Restate each of the lines given below, word for word.

======== Given information ========

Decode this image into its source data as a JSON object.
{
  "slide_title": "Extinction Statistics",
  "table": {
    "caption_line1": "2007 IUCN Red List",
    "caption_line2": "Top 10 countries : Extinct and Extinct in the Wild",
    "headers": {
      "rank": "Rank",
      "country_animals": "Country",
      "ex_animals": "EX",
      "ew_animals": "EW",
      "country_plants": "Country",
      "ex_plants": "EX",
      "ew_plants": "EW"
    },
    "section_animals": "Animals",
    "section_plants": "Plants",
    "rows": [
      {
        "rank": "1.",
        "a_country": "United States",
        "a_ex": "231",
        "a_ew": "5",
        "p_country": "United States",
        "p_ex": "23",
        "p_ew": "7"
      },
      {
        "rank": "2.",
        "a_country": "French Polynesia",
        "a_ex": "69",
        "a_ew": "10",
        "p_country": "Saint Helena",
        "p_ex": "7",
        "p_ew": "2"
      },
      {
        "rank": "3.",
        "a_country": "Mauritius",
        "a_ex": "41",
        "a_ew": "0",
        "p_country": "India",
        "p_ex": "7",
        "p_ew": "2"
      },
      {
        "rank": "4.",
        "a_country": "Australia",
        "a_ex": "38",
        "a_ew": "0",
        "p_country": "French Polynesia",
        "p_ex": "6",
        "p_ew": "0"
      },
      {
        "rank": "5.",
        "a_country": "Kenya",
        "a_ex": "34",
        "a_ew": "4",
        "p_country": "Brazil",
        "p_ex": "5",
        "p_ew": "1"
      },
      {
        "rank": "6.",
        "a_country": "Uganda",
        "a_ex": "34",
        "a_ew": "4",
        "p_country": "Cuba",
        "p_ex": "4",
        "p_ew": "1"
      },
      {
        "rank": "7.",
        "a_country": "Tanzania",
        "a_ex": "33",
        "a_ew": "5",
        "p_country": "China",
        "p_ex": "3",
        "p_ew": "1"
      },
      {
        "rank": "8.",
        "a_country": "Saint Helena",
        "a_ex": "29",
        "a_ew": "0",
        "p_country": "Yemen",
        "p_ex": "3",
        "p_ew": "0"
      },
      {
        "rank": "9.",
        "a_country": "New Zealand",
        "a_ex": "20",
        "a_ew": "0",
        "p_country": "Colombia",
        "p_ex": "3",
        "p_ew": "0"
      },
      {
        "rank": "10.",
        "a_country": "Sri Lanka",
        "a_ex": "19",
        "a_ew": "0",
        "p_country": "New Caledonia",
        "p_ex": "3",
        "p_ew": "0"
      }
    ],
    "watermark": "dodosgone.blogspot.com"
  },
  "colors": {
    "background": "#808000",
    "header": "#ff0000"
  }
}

========

> In response:
Decode this image into its source data as a JSON object.
{
  "slide_title": "Extinction Statistics",
  "table": {
    "caption_line1": "2007 IUCN Red List",
    "caption_line2": "Top 10 countries : Extinct and Extinct in the Wild",
    "headers": {
      "rank": "Rank",
      "country_animals": "Country",
      "ex_animals": "EX",
      "ew_animals": "EW",
      "country_plants": "Country",
      "ex_plants": "EX",
      "ew_plants": "EW"
    },
    "section_animals": "Animals",
    "section_plants": "Plants",
    "rows": [
      {
        "rank": "1.",
        "a_country": "United States",
        "a_ex": "231",
        "a_ew": "5",
        "p_country": "United States",
        "p_ex": "23",
        "p_ew": "7"
      },
      {
        "rank": "2.",
        "a_country": "French Polynesia",
        "a_ex": "69",
        "a_ew": "10",
        "p_country": "Saint Helena",
        "p_ex": "7",
        "p_ew": "2"
      },
      {
        "rank": "3.",
        "a_country": "Mauritius",
        "a_ex": "41",
        "a_ew": "0",
        "p_country": "India",
        "p_ex": "7",
        "p_ew": "2"
      },
      {
        "rank": "4.",
        "a_country": "Australia",
        "a_ex": "38",
        "a_ew": "0",
        "p_country": "French Polynesia",
        "p_ex": "6",
        "p_ew": "0"
      },
      {
        "rank": "5.",
        "a_country": "Kenya",
        "a_ex": "34",
        "a_ew": "4",
        "p_country": "Brazil",
        "p_ex": "5",
        "p_ew": "1"
      },
      {
        "rank": "6.",
        "a_country": "Uganda",
        "a_ex": "34",
        "a_ew": "4",
        "p_country": "Cuba",
        "p_ex": "4",
        "p_ew": "1"
      },
      {
        "rank": "7.",
        "a_country": "Tanzania",
        "a_ex": "33",
        "a_ew": "5",
        "p_country": "China",
        "p_ex": "3",
        "p_ew": "1"
      },
      {
        "rank": "8.",
        "a_country": "Saint Helena",
        "a_ex": "29",
        "a_ew": "0",
        "p_country": "Yemen",
        "p_ex": "3",
        "p_ew": "0"
      },
      {
        "rank": "9.",
        "a_country": "New Zealand",
        "a_ex": "20",
        "a_ew": "0",
        "p_country": "Colombia",
        "p_ex": "3",
        "p_ew": "0"
      },
      {
        "rank": "10.",
        "a_country": "Sri Lanka",
        "a_ex": "19",
        "a_ew": "0",
        "p_country": "New Caledonia",
        "p_ex": "3",
        "p_ew": "0"
      }
    ],
    "watermark": "dodosgone.blogspot.com"
  },
  "colors": {
    "background": "#808000",
    "header": "#ff0000"
  }
}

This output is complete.